Objective: In the listing below, find every line containing "name" and copy it out.

▬▬▬▬▬▬▬▬▬▬

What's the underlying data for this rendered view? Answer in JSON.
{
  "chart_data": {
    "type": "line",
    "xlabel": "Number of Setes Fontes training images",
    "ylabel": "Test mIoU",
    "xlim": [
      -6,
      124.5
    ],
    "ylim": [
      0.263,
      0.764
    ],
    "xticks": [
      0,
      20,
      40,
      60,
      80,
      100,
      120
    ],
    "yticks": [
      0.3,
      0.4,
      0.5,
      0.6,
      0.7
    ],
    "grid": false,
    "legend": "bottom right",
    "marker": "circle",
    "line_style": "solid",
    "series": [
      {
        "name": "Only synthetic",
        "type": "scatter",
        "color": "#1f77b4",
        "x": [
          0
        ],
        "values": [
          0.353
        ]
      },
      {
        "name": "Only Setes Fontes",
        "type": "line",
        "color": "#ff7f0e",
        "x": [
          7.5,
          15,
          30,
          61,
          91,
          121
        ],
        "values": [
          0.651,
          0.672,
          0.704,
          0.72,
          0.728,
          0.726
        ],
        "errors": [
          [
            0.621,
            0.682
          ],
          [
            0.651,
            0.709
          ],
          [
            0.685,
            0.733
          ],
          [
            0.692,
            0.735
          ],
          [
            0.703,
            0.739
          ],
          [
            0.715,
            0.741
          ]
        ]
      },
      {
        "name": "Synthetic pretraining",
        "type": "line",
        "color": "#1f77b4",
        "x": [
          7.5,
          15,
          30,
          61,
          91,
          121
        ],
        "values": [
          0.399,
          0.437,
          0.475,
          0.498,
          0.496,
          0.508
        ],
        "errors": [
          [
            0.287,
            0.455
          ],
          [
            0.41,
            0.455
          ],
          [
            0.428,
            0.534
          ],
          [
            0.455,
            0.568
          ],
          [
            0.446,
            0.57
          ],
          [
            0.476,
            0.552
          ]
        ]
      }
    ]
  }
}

▬▬▬▬▬▬▬▬▬▬

Exercise output:
        "name": "Only synthetic",
        "name": "Only Setes Fontes",
        "name": "Synthetic pretraining",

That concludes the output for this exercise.